**TASK INPUTS**

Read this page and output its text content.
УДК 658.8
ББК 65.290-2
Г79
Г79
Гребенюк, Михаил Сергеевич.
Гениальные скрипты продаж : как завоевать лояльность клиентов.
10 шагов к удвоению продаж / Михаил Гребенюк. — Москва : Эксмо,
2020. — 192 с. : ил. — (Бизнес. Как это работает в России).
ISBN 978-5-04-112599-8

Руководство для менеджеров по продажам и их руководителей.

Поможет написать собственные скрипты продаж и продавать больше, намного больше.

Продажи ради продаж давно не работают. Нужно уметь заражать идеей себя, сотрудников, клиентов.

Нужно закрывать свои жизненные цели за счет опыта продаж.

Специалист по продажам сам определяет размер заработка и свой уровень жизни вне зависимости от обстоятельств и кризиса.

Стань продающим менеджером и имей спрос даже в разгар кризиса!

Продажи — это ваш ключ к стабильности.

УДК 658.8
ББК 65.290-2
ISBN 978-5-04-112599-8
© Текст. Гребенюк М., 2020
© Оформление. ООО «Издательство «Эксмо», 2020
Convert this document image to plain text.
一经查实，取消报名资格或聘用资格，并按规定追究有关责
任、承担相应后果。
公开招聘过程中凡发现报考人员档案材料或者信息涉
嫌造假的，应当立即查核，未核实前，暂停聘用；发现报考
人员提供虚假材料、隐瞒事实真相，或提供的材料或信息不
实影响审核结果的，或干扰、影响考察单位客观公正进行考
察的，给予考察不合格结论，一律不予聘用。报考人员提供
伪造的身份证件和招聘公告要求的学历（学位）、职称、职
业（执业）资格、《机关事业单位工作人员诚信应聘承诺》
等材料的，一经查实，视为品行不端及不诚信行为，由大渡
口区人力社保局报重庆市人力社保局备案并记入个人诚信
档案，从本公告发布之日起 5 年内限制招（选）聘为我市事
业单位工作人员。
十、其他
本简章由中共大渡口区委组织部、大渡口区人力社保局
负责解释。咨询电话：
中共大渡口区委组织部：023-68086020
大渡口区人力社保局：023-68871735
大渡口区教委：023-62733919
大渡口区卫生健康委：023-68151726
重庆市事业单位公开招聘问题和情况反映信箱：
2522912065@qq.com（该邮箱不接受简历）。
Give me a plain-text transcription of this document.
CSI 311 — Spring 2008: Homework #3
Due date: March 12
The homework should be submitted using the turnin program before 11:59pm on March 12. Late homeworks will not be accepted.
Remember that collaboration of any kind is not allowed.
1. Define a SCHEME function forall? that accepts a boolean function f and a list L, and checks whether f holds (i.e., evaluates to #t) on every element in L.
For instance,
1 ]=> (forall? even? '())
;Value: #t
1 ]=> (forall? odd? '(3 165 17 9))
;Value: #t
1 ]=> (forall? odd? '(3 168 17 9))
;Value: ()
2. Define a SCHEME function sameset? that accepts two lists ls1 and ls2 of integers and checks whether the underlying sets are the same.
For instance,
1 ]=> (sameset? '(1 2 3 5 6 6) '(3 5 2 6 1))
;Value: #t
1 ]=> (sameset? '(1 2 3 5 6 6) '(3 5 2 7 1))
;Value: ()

**DESCRIPTION OF THE TASK**
Go through the records and gather the lines that hold "text".

**FINAL ANSWER**
Read this page and output its text content.
Convert this document image to plain text.
Give me a plain-text transcription of this document.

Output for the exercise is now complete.